#### Page extract ####

If I understood your problem right, this command should do what you want:
:g/NullPointer/,/omitt/d
Example:
Before:
1
2
3
NullPointerException1
4
5
6
omitted
7
NullPointerException2
8
9
omitted
10
After:
1
2
3
7
10
Please read :h edit-paragraph-join, there is good explanation for the command, your case is just changing join into d

:g/whatever/d2
will delete a line with whatever and the line after it. If you can find text that always happens in the first line, you can strip out all of the following text if it has the same number of lines by changing 2 to whatever you need.

You could actually just use some normal commands in a global command to achieve what you want, look at your example (hope i understood it more or less right):
someText
NullPointerException
...

#### Given data ####

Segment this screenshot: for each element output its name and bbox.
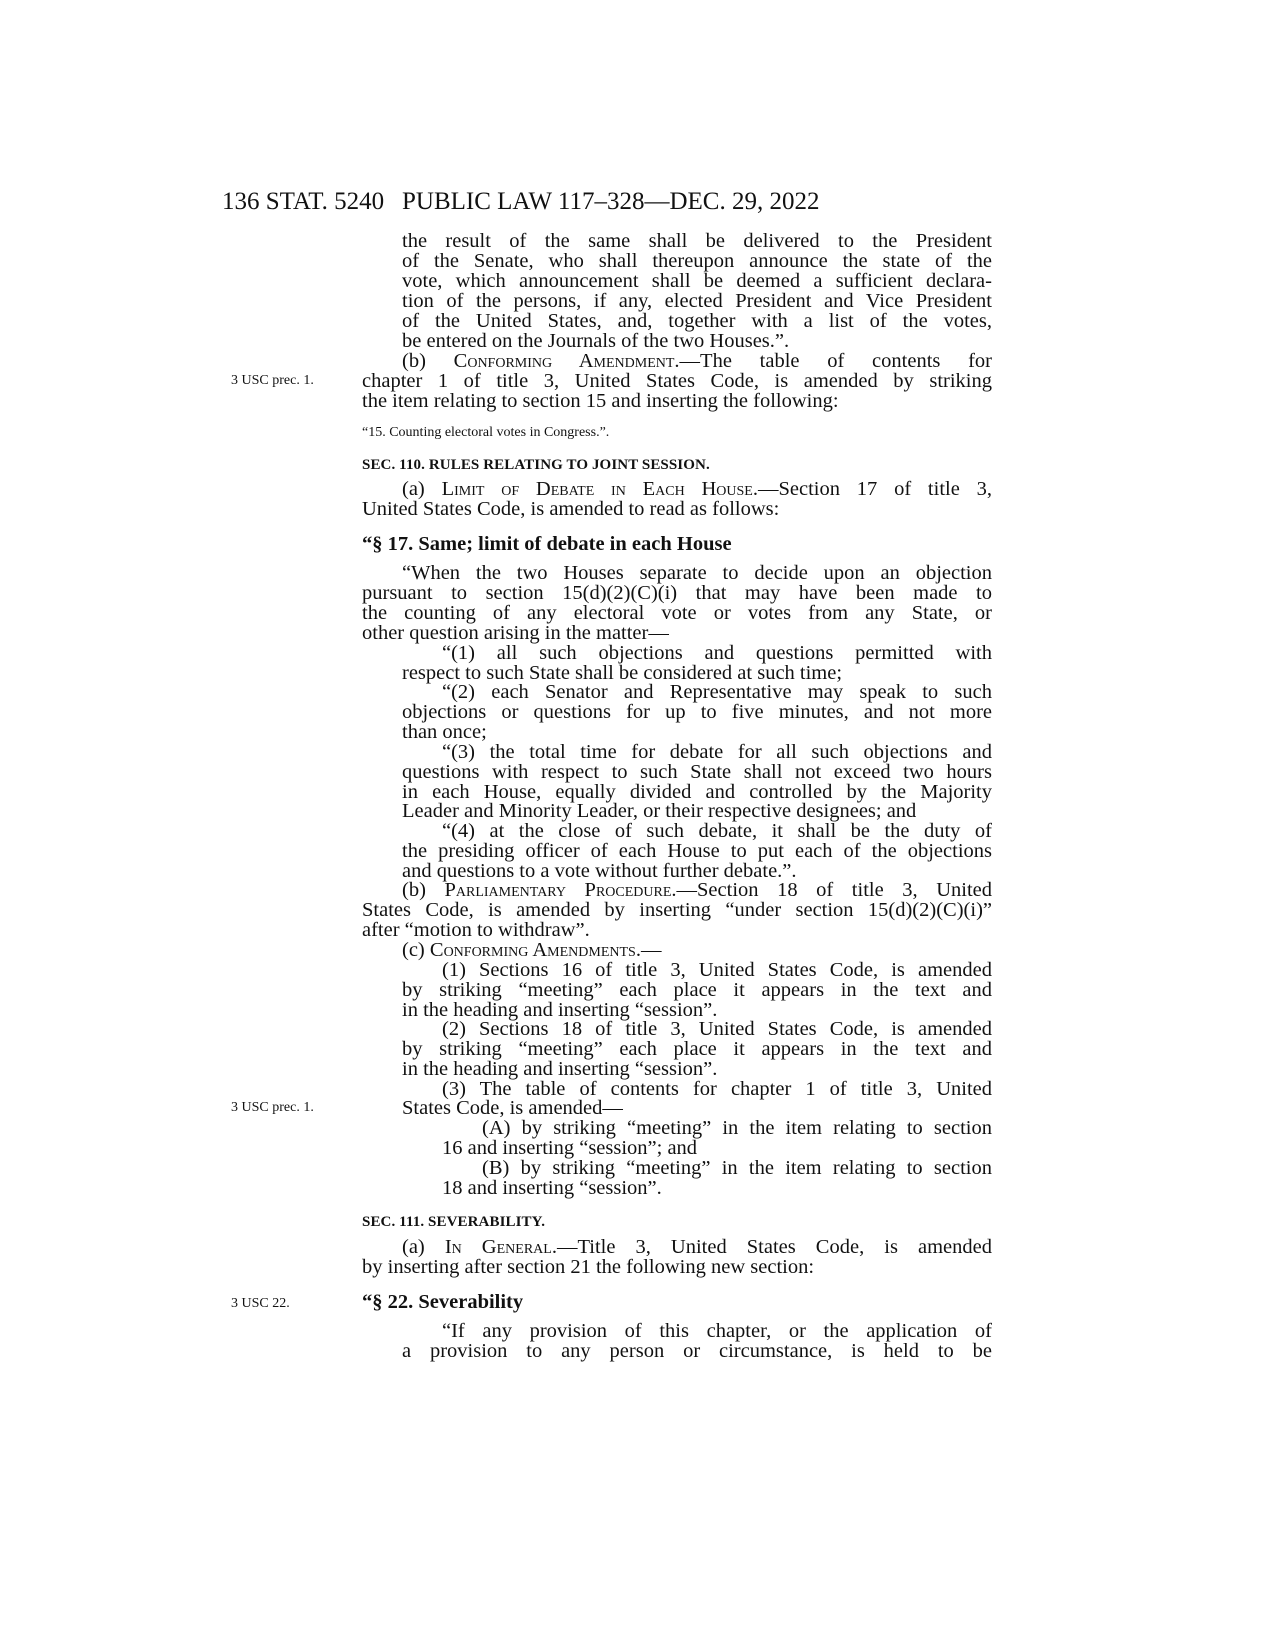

####
#### Given data ####

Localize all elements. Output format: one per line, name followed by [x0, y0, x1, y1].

####
#### Given data ####

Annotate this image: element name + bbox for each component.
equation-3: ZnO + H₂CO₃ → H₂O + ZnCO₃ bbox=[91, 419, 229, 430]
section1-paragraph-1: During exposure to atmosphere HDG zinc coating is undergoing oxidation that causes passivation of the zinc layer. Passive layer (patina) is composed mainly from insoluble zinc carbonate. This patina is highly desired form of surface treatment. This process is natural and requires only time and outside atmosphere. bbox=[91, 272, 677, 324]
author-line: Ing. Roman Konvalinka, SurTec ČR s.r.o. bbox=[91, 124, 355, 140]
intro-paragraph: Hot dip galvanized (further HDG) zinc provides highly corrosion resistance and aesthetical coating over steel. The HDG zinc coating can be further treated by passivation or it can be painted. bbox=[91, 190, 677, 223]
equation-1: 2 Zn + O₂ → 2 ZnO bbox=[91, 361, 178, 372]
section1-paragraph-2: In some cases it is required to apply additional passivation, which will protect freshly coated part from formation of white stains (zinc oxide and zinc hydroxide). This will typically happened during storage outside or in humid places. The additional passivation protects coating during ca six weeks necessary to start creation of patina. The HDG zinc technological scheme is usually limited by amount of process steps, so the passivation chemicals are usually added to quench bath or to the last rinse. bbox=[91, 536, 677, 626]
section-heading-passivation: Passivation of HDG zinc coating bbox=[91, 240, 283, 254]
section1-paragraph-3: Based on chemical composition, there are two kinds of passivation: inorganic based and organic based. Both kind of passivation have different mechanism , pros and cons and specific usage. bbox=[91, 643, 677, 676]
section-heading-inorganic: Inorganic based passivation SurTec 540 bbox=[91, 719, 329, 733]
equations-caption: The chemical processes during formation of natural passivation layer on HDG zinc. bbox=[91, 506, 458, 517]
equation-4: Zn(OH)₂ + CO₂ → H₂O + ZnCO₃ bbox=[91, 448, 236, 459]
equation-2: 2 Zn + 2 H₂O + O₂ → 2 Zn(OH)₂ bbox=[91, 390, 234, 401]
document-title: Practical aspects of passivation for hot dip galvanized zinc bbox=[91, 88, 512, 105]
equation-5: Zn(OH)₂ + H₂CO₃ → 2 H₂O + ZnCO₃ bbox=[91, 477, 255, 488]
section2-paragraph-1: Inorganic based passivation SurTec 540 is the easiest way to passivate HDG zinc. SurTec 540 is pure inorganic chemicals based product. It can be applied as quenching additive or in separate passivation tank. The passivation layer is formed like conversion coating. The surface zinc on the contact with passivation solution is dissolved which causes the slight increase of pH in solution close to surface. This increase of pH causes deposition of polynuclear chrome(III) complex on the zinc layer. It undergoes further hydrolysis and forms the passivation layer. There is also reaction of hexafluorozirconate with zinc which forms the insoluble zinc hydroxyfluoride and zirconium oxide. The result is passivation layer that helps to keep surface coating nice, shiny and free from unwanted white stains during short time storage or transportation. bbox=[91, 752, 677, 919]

####

-- Short task A --
Answer these questions about the Vim forum reply:
(i) What command does the reply say should do what is wanted?
(ii) Which help topic does the reply ask the reader to read?
(iii) What does the command :g/whatever/d2 delete?
-- Short task B --
Duplicate the listing lines from the line with "Annotate this image: element" to the line with "equation-1: 2 Zn", including both of those lines.

-- Worked answer A --
(i) :g/NullPointer/,/omitt/d
(ii) :h edit-paragraph-join
(iii) A line with "whatever" and the line after it.

-- Worked answer B --
Annotate this image: element name + bbox for each component.
equation-3: ZnO + H₂CO₃ → H₂O + ZnCO₃ bbox=[91, 419, 229, 430]
section1-paragraph-1: During exposure to atmosphere HDG zinc coating is undergoing oxidation that causes passivation of the zinc layer. Passive layer (patina) is composed mainly from insoluble zinc carbonate. This patina is highly desired form of surface treatment. This process is natural and requires only time and outside atmosphere. bbox=[91, 272, 677, 324]
author-line: Ing. Roman Konvalinka, SurTec ČR s.r.o. bbox=[91, 124, 355, 140]
intro-paragraph: Hot dip galvanized (further HDG) zinc provides highly corrosion resistance and aesthetical coating over steel. The HDG zinc coating can be further treated by passivation or it can be painted. bbox=[91, 190, 677, 223]
equation-1: 2 Zn + O₂ → 2 ZnO bbox=[91, 361, 178, 372]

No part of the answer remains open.